## Written problem
Reproduce the listing word for word. Skip any image.

── Records provided

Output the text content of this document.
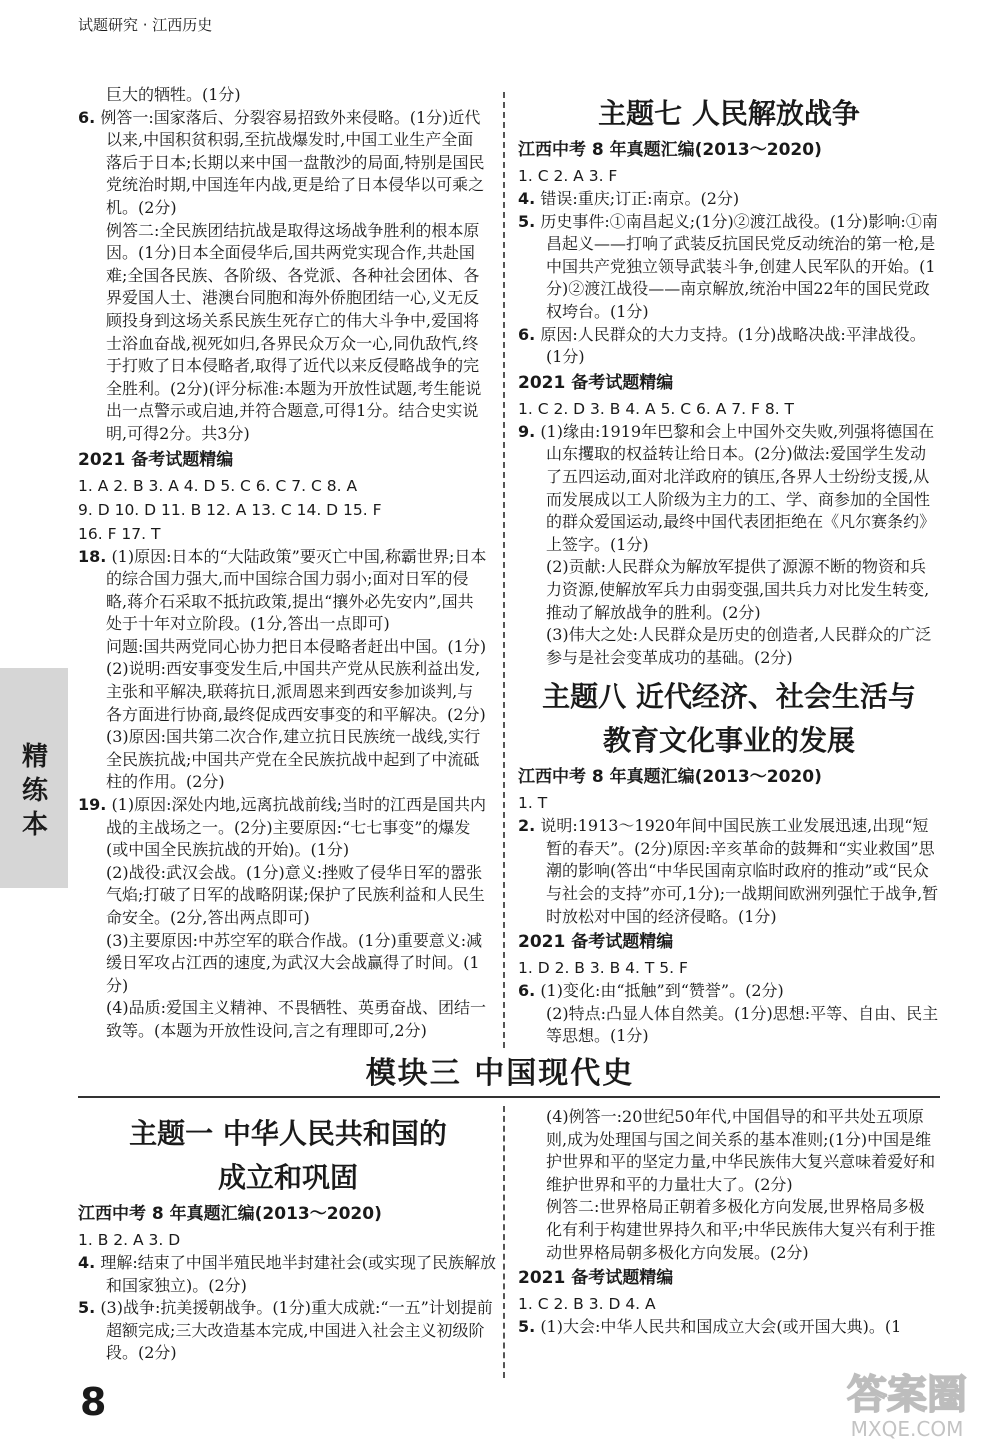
试题研究 · 江西历史
精练本

巨大的牺牲。(1分)

6. 例答一:国家落后、分裂容易招致外来侵略。(1分)近代以来,中国积贫积弱,至抗战爆发时,中国工业生产全面落后于日本;长期以来中国一盘散沙的局面,特别是国民党统治时期,中国连年内战,更是给了日本侵华以可乘之机。(2分)

例答二:全民族团结抗战是取得这场战争胜利的根本原因。(1分)日本全面侵华后,国共两党实现合作,共赴国难;全国各民族、各阶级、各党派、各种社会团体、各界爱国人士、港澳台同胞和海外侨胞团结一心,义无反顾投身到这场关系民族生死存亡的伟大斗争中,爱国将士浴血奋战,视死如归,各界民众万众一心,同仇敌忾,终于打败了日本侵略者,取得了近代以来反侵略战争的完全胜利。(2分)(评分标准:本题为开放性试题,考生能说出一点警示或启迪,并符合题意,可得1分。结合史实说明,可得2分。共3分)

2021 备考试题精编

1. A 2. B 3. A 4. D 5. C 6. C 7. C 8. A

9. D 10. D 11. B 12. A 13. C 14. D 15. F

16. F 17. T

18. (1)原因:日本的“大陆政策”要灭亡中国,称霸世界;日本的综合国力强大,而中国综合国力弱小;面对日军的侵略,蒋介石采取不抵抗政策,提出“攘外必先安内”,国共处于十年对立阶段。(1分,答出一点即可)

问题:国共两党同心协力把日本侵略者赶出中国。(1分)

(2)说明:西安事变发生后,中国共产党从民族利益出发,主张和平解决,联蒋抗日,派周恩来到西安参加谈判,与各方面进行协商,最终促成西安事变的和平解决。(2分)

(3)原因:国共第二次合作,建立抗日民族统一战线,实行全民族抗战;中国共产党在全民族抗战中起到了中流砥柱的作用。(2分)

19. (1)原因:深处内地,远离抗战前线;当时的江西是国共内战的主战场之一。(2分)主要原因:“七七事变”的爆发(或中国全民族抗战的开始)。(1分)

(2)战役:武汉会战。(1分)意义:挫败了侵华日军的嚣张气焰;打破了日军的战略阴谋;保护了民族利益和人民生命安全。(2分,答出两点即可)

(3)主要原因:中苏空军的联合作战。(1分)重要意义:减缓日军攻占江西的速度,为武汉大会战赢得了时间。(1分)

(4)品质:爱国主义精神、不畏牺牲、英勇奋战、团结一致等。(本题为开放性设问,言之有理即可,2分)

主题七 人民解放战争

江西中考 8 年真题汇编(2013～2020)

1. C 2. A 3. F

4. 错误:重庆;订正:南京。(2分)

5. 历史事件:①南昌起义;(1分)②渡江战役。(1分)影响:①南昌起义——打响了武装反抗国民党反动统治的第一枪,是中国共产党独立领导武装斗争,创建人民军队的开始。(1分)②渡江战役——南京解放,统治中国22年的国民党政权垮台。(1分)

6. 原因:人民群众的大力支持。(1分)战略决战:平津战役。(1分)

2021 备考试题精编

1. C 2. D 3. B 4. A 5. C 6. A 7. F 8. T

9. (1)缘由:1919年巴黎和会上中国外交失败,列强将德国在山东攫取的权益转让给日本。(2分)做法:爱国学生发动了五四运动,面对北洋政府的镇压,各界人士纷纷支援,从而发展成以工人阶级为主力的工、学、商参加的全国性的群众爱国运动,最终中国代表团拒绝在《凡尔赛条约》上签字。(1分)

(2)贡献:人民群众为解放军提供了源源不断的物资和兵力资源,使解放军兵力由弱变强,国共兵力对比发生转变,推动了解放战争的胜利。(2分)

(3)伟大之处:人民群众是历史的创造者,人民群众的广泛参与是社会变革成功的基础。(2分)

主题八 近代经济、社会生活与
教育文化事业的发展

江西中考 8 年真题汇编(2013～2020)

1. T

2. 说明:1913～1920年间中国民族工业发展迅速,出现“短暂的春天”。(2分)原因:辛亥革命的鼓舞和“实业救国”思潮的影响(答出“中华民国南京临时政府的推动”或“民众与社会的支持”亦可,1分);一战期间欧洲列强忙于战争,暂时放松对中国的经济侵略。(1分)

2021 备考试题精编

1. D 2. B 3. B 4. T 5. F

6. (1)变化:由“抵触”到“赞誉”。(2分)

(2)特点:凸显人体自然美。(1分)思想:平等、自由、民主等思想。(1分)

模块三 中国现代史
主题一 中华人民共和国的
成立和巩固

江西中考 8 年真题汇编(2013～2020)

1. B 2. A 3. D

4. 理解:结束了中国半殖民地半封建社会(或实现了民族解放和国家独立)。(2分)

5. (3)战争:抗美援朝战争。(1分)重大成就:“一五”计划提前超额完成;三大改造基本完成,中国进入社会主义初级阶段。(2分)

(4)例答一:20世纪50年代,中国倡导的和平共处五项原则,成为处理国与国之间关系的基本准则;(1分)中国是维护世界和平的坚定力量,中华民族伟大复兴意味着爱好和维护世界和平的力量壮大了。(2分)

例答二:世界格局正朝着多极化方向发展,世界格局多极化有利于构建世界持久和平;中华民族伟大复兴有利于推动世界格局朝多极化方向发展。(2分)

2021 备考试题精编

1. C 2. B 3. D 4. A

5. (1)大会:中华人民共和国成立大会(或开国大典)。(1

8	答案圈
MXQE.COM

────

## Completed task
Output the text content of this document.
试题研究 · 江西历史
精练本

巨大的牺牲。(1分)

6. 例答一:国家落后、分裂容易招致外来侵略。(1分)近代以来,中国积贫积弱,至抗战爆发时,中国工业生产全面落后于日本;长期以来中国一盘散沙的局面,特别是国民党统治时期,中国连年内战,更是给了日本侵华以可乘之机。(2分)

例答二:全民族团结抗战是取得这场战争胜利的根本原因。(1分)日本全面侵华后,国共两党实现合作,共赴国难;全国各民族、各阶级、各党派、各种社会团体、各界爱国人士、港澳台同胞和海外侨胞团结一心,义无反顾投身到这场关系民族生死存亡的伟大斗争中,爱国将士浴血奋战,视死如归,各界民众万众一心,同仇敌忾,终于打败了日本侵略者,取得了近代以来反侵略战争的完全胜利。(2分)(评分标准:本题为开放性试题,考生能说出一点警示或启迪,并符合题意,可得1分。结合史实说明,可得2分。共3分)

2021 备考试题精编

1. A 2. B 3. A 4. D 5. C 6. C 7. C 8. A

9. D 10. D 11. B 12. A 13. C 14. D 15. F

16. F 17. T

18. (1)原因:日本的“大陆政策”要灭亡中国,称霸世界;日本的综合国力强大,而中国综合国力弱小;面对日军的侵略,蒋介石采取不抵抗政策,提出“攘外必先安内”,国共处于十年对立阶段。(1分,答出一点即可)

问题:国共两党同心协力把日本侵略者赶出中国。(1分)

(2)说明:西安事变发生后,中国共产党从民族利益出发,主张和平解决,联蒋抗日,派周恩来到西安参加谈判,与各方面进行协商,最终促成西安事变的和平解决。(2分)

(3)原因:国共第二次合作,建立抗日民族统一战线,实行全民族抗战;中国共产党在全民族抗战中起到了中流砥柱的作用。(2分)

19. (1)原因:深处内地,远离抗战前线;当时的江西是国共内战的主战场之一。(2分)主要原因:“七七事变”的爆发(或中国全民族抗战的开始)。(1分)

(2)战役:武汉会战。(1分)意义:挫败了侵华日军的嚣张气焰;打破了日军的战略阴谋;保护了民族利益和人民生命安全。(2分,答出两点即可)

(3)主要原因:中苏空军的联合作战。(1分)重要意义:减缓日军攻占江西的速度,为武汉大会战赢得了时间。(1分)

(4)品质:爱国主义精神、不畏牺牲、英勇奋战、团结一致等。(本题为开放性设问,言之有理即可,2分)

主题七 人民解放战争

江西中考 8 年真题汇编(2013～2020)

1. C 2. A 3. F

4. 错误:重庆;订正:南京。(2分)

5. 历史事件:①南昌起义;(1分)②渡江战役。(1分)影响:①南昌起义——打响了武装反抗国民党反动统治的第一枪,是中国共产党独立领导武装斗争,创建人民军队的开始。(1分)②渡江战役——南京解放,统治中国22年的国民党政权垮台。(1分)

6. 原因:人民群众的大力支持。(1分)战略决战:平津战役。(1分)

2021 备考试题精编

1. C 2. D 3. B 4. A 5. C 6. A 7. F 8. T

9. (1)缘由:1919年巴黎和会上中国外交失败,列强将德国在山东攫取的权益转让给日本。(2分)做法:爱国学生发动了五四运动,面对北洋政府的镇压,各界人士纷纷支援,从而发展成以工人阶级为主力的工、学、商参加的全国性的群众爱国运动,最终中国代表团拒绝在《凡尔赛条约》上签字。(1分)

(2)贡献:人民群众为解放军提供了源源不断的物资和兵力资源,使解放军兵力由弱变强,国共兵力对比发生转变,推动了解放战争的胜利。(2分)

(3)伟大之处:人民群众是历史的创造者,人民群众的广泛参与是社会变革成功的基础。(2分)

主题八 近代经济、社会生活与
教育文化事业的发展

江西中考 8 年真题汇编(2013～2020)

1. T

2. 说明:1913～1920年间中国民族工业发展迅速,出现“短暂的春天”。(2分)原因:辛亥革命的鼓舞和“实业救国”思潮的影响(答出“中华民国南京临时政府的推动”或“民众与社会的支持”亦可,1分);一战期间欧洲列强忙于战争,暂时放松对中国的经济侵略。(1分)

2021 备考试题精编

1. D 2. B 3. B 4. T 5. F

6. (1)变化:由“抵触”到“赞誉”。(2分)

(2)特点:凸显人体自然美。(1分)思想:平等、自由、民主等思想。(1分)

模块三 中国现代史
主题一 中华人民共和国的
成立和巩固

江西中考 8 年真题汇编(2013～2020)

1. B 2. A 3. D

4. 理解:结束了中国半殖民地半封建社会(或实现了民族解放和国家独立)。(2分)

5. (3)战争:抗美援朝战争。(1分)重大成就:“一五”计划提前超额完成;三大改造基本完成,中国进入社会主义初级阶段。(2分)

(4)例答一:20世纪50年代,中国倡导的和平共处五项原则,成为处理国与国之间关系的基本准则;(1分)中国是维护世界和平的坚定力量,中华民族伟大复兴意味着爱好和维护世界和平的力量壮大了。(2分)

例答二:世界格局正朝着多极化方向发展,世界格局多极化有利于构建世界持久和平;中华民族伟大复兴有利于推动世界格局朝多极化方向发展。(2分)

2021 备考试题精编

1. C 2. B 3. D 4. A

5. (1)大会:中华人民共和国成立大会(或开国大典)。(1

8	答案圈
MXQE.COM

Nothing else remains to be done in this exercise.